Stored data
####################
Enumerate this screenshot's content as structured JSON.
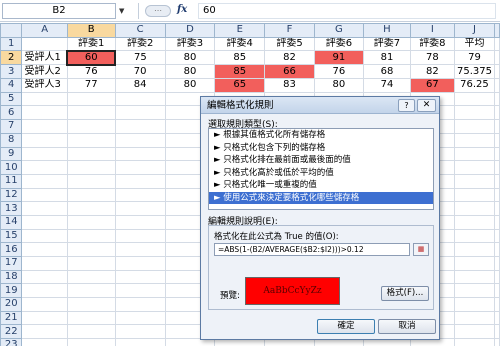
{
  "formula_bar": {
    "name_box": "B2",
    "name_dropdown": "▼",
    "fx": "fx",
    "value": "60"
  },
  "sheet": {
    "columns": [
      "A",
      "B",
      "C",
      "D",
      "E",
      "F",
      "G",
      "H",
      "I",
      "J"
    ],
    "header_row": [
      "",
      "評委1",
      "評委2",
      "評委3",
      "評委4",
      "評委5",
      "評委6",
      "評委7",
      "評委8",
      "平均"
    ],
    "data_rows": [
      {
        "name": "受評人1",
        "values": [
          "60",
          "75",
          "80",
          "85",
          "82",
          "91",
          "81",
          "78"
        ],
        "avg": "79"
      },
      {
        "name": "受評人2",
        "values": [
          "76",
          "70",
          "80",
          "85",
          "66",
          "76",
          "68",
          "82"
        ],
        "avg": "75.375"
      },
      {
        "name": "受評人3",
        "values": [
          "77",
          "84",
          "80",
          "65",
          "83",
          "80",
          "74",
          "67"
        ],
        "avg": "76.25"
      }
    ],
    "row_numbers": [
      "1",
      "2",
      "3",
      "4",
      "5",
      "6",
      "7",
      "8",
      "9",
      "10",
      "11",
      "12",
      "13",
      "14",
      "15",
      "16",
      "17",
      "18",
      "19",
      "20",
      "21",
      "22",
      "23"
    ],
    "highlight_color": "#f25f5c",
    "selected_cell": "B2"
  },
  "dialog": {
    "title": "編輯格式化規則",
    "help": "?",
    "close": "✕",
    "select_rule_type_label": "選取規則類型(S):",
    "rule_types": [
      "► 根據其值格式化所有儲存格",
      "► 只格式化包含下列的儲存格",
      "► 只格式化排在最前面或最後面的值",
      "► 只格式化高於或低於平均的值",
      "► 只格式化唯一或重複的值",
      "► 使用公式來決定要格式化哪些儲存格"
    ],
    "selected_rule_index": 5,
    "edit_desc_label": "編輯規則說明(E):",
    "formula_label": "格式化在此公式為 True 的值(O):",
    "formula": "=ABS(1-(B2/AVERAGE($B2:$I2)))>0.12",
    "collapse_icon": "range-select-icon",
    "preview_label": "預覽:",
    "preview_text": "AaBbCcYyZz",
    "preview_color": "#ff0000",
    "format_button": "格式(F)...",
    "ok_button": "確定",
    "cancel_button": "取消"
  }
}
####################
Brief:
Give the entries again word for word, but skip the pictures.

Final answer:
Enumerate this screenshot's content as structured JSON.
{
  "formula_bar": {
    "name_box": "B2",
    "name_dropdown": "▼",
    "fx": "fx",
    "value": "60"
  },
  "sheet": {
    "columns": [
      "A",
      "B",
      "C",
      "D",
      "E",
      "F",
      "G",
      "H",
      "I",
      "J"
    ],
    "header_row": [
      "",
      "評委1",
      "評委2",
      "評委3",
      "評委4",
      "評委5",
      "評委6",
      "評委7",
      "評委8",
      "平均"
    ],
    "data_rows": [
      {
        "name": "受評人1",
        "values": [
          "60",
          "75",
          "80",
          "85",
          "82",
          "91",
          "81",
          "78"
        ],
        "avg": "79"
      },
      {
        "name": "受評人2",
        "values": [
          "76",
          "70",
          "80",
          "85",
          "66",
          "76",
          "68",
          "82"
        ],
        "avg": "75.375"
      },
      {
        "name": "受評人3",
        "values": [
          "77",
          "84",
          "80",
          "65",
          "83",
          "80",
          "74",
          "67"
        ],
        "avg": "76.25"
      }
    ],
    "row_numbers": [
      "1",
      "2",
      "3",
      "4",
      "5",
      "6",
      "7",
      "8",
      "9",
      "10",
      "11",
      "12",
      "13",
      "14",
      "15",
      "16",
      "17",
      "18",
      "19",
      "20",
      "21",
      "22",
      "23"
    ],
    "highlight_color": "#f25f5c",
    "selected_cell": "B2"
  },
  "dialog": {
    "title": "編輯格式化規則",
    "help": "?",
    "close": "✕",
    "select_rule_type_label": "選取規則類型(S):",
    "rule_types": [
      "► 根據其值格式化所有儲存格",
      "► 只格式化包含下列的儲存格",
      "► 只格式化排在最前面或最後面的值",
      "► 只格式化高於或低於平均的值",
      "► 只格式化唯一或重複的值",
      "► 使用公式來決定要格式化哪些儲存格"
    ],
    "selected_rule_index": 5,
    "edit_desc_label": "編輯規則說明(E):",
    "formula_label": "格式化在此公式為 True 的值(O):",
    "formula": "=ABS(1-(B2/AVERAGE($B2:$I2)))>0.12",
    "collapse_icon": "range-select-icon",
    "preview_label": "預覽:",
    "preview_text": "AaBbCcYyZz",
    "preview_color": "#ff0000",
    "format_button": "格式(F)...",
    "ok_button": "確定",
    "cancel_button": "取消"
  }
}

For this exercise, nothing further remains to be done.